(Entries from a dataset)

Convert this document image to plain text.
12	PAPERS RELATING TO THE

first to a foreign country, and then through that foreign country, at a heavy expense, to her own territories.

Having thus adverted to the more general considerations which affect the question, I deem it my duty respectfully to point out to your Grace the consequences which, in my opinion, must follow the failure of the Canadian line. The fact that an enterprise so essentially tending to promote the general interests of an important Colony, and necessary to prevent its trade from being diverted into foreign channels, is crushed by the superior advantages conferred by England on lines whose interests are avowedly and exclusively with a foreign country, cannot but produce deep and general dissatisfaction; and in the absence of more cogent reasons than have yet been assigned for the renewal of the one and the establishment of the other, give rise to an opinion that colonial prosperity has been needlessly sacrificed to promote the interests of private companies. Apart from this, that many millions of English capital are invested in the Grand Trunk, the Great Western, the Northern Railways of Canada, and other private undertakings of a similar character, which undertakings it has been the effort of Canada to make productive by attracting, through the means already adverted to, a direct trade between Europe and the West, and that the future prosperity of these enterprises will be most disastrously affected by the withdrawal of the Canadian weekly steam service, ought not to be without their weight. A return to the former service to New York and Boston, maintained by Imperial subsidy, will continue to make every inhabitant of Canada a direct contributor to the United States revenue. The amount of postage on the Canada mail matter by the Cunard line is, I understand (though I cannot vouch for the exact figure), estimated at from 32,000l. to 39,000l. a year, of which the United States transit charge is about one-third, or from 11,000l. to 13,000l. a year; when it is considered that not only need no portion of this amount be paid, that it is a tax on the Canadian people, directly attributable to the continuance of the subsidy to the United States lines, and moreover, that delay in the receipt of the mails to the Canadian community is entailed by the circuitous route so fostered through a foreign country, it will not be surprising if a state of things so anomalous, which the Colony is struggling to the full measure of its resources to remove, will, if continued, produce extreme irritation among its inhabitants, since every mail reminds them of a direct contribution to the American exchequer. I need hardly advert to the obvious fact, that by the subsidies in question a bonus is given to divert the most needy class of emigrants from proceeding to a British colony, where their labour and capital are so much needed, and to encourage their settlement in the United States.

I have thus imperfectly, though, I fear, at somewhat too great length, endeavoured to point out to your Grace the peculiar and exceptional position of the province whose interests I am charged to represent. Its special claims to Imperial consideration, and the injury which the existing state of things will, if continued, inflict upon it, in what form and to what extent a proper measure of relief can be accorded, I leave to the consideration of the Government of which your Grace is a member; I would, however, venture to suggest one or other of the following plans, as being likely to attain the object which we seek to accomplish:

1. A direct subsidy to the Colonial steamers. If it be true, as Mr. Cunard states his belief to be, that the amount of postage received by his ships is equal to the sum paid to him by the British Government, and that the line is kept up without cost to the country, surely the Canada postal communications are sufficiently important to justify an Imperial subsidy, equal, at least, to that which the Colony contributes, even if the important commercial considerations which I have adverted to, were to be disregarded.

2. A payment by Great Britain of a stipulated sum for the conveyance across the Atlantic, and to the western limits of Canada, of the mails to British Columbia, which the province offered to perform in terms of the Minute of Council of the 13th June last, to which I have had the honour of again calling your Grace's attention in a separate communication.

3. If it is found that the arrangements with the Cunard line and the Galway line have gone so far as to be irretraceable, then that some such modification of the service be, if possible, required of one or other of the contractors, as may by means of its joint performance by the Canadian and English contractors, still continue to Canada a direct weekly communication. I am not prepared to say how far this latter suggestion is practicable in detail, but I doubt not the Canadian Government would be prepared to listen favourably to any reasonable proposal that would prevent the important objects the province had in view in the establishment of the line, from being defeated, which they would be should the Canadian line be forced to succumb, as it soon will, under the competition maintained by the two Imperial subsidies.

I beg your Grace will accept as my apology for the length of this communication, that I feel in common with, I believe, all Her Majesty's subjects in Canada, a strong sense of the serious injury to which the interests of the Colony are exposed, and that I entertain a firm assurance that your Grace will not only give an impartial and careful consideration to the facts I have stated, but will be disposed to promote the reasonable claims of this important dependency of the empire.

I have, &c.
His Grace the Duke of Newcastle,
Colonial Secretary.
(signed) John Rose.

**GOAL**
Find each line that has the word "Government", then copy it out.

**OUTPUT OF THE EXERCISE**
I have thus imperfectly, though, I fear, at somewhat too great length, endeavoured to point out to your Grace the peculiar and exceptional position of the province whose interests I am charged to represent. Its special claims to Imperial consideration, and the injury which the existing state of things will, if continued, inflict upon it, in what form and to what extent a proper measure of relief can be accorded, I leave to the consideration of the Government of which your Grace is a member; I would, however, venture to suggest one or other of the following plans, as being likely to attain the object which we seek to accomplish:
1. A direct subsidy to the Colonial steamers. If it be true, as Mr. Cunard states his belief to be, that the amount of postage received by his ships is equal to the sum paid to him by the British Government, and that the line is kept up without cost to the country, surely the Canada postal communications are sufficiently important to justify an Imperial subsidy, equal, at least, to that which the Colony contributes, even if the important commercial considerations which I have adverted to, were to be disregarded.
3. If it is found that the arrangements with the Cunard line and the Galway line have gone so far as to be irretraceable, then that some such modification of the service be, if possible, required of one or other of the contractors, as may by means of its joint performance by the Canadian and English contractors, still continue to Canada a direct weekly communication. I am not prepared to say how far this latter suggestion is practicable in detail, but I doubt not the Canadian Government would be prepared to listen favourably to any reasonable proposal that would prevent the important objects the province had in view in the establishment of the line, from being defeated, which they would be should the Canadian line be forced to succumb, as it soon will, under the competition maintained by the two Imperial subsidies.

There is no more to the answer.